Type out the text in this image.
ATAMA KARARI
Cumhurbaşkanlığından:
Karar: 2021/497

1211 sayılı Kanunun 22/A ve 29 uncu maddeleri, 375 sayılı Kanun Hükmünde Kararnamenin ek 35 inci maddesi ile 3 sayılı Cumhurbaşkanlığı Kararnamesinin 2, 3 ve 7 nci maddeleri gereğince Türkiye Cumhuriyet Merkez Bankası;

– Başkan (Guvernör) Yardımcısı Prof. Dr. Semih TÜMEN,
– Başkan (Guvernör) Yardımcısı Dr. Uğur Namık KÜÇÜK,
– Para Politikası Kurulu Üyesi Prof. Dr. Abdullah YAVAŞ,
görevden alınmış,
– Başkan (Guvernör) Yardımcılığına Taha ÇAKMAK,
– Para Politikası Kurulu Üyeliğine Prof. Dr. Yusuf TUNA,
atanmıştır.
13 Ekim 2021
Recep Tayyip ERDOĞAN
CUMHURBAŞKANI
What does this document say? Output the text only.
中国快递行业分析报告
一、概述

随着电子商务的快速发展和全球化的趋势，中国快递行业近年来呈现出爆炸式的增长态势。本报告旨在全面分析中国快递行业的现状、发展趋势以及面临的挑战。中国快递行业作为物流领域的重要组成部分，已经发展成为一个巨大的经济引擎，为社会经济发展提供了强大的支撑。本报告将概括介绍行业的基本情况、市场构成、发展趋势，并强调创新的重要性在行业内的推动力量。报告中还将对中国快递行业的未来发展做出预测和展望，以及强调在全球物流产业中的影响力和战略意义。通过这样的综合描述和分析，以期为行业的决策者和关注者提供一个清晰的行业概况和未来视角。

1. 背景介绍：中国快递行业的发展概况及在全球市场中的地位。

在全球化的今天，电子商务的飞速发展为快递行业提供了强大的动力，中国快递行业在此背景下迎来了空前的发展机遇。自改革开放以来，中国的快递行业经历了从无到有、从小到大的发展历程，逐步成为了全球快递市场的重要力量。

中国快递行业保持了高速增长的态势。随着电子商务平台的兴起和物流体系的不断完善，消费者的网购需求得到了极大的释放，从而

^^^^^^^^

_WORK INSTRUCTIONS_
Exact output of every entry is required.

_EXPECTED OUTPUT_
Type out the text in this image.
ATAMA KARARI
Cumhurbaşkanlığından:
Karar: 2021/497

1211 sayılı Kanunun 22/A ve 29 uncu maddeleri, 375 sayılı Kanun Hükmünde Kararnamenin ek 35 inci maddesi ile 3 sayılı Cumhurbaşkanlığı Kararnamesinin 2, 3 ve 7 nci maddeleri gereğince Türkiye Cumhuriyet Merkez Bankası;

– Başkan (Guvernör) Yardımcısı Prof. Dr. Semih TÜMEN,
– Başkan (Guvernör) Yardımcısı Dr. Uğur Namık KÜÇÜK,
– Para Politikası Kurulu Üyesi Prof. Dr. Abdullah YAVAŞ,
görevden alınmış,
– Başkan (Guvernör) Yardımcılığına Taha ÇAKMAK,
– Para Politikası Kurulu Üyeliğine Prof. Dr. Yusuf TUNA,
atanmıştır.
13 Ekim 2021
Recep Tayyip ERDOĞAN
CUMHURBAŞKANI
What does this document say? Output the text only.
中国快递行业分析报告
一、概述

随着电子商务的快速发展和全球化的趋势，中国快递行业近年来呈现出爆炸式的增长态势。本报告旨在全面分析中国快递行业的现状、发展趋势以及面临的挑战。中国快递行业作为物流领域的重要组成部分，已经发展成为一个巨大的经济引擎，为社会经济发展提供了强大的支撑。本报告将概括介绍行业的基本情况、市场构成、发展趋势，并强调创新的重要性在行业内的推动力量。报告中还将对中国快递行业的未来发展做出预测和展望，以及强调在全球物流产业中的影响力和战略意义。通过这样的综合描述和分析，以期为行业的决策者和关注者提供一个清晰的行业概况和未来视角。

1. 背景介绍：中国快递行业的发展概况及在全球市场中的地位。

在全球化的今天，电子商务的飞速发展为快递行业提供了强大的动力，中国快递行业在此背景下迎来了空前的发展机遇。自改革开放以来，中国的快递行业经历了从无到有、从小到大的发展历程，逐步成为了全球快递市场的重要力量。

中国快递行业保持了高速增长的态势。随着电子商务平台的兴起和物流体系的不断完善，消费者的网购需求得到了极大的释放，从而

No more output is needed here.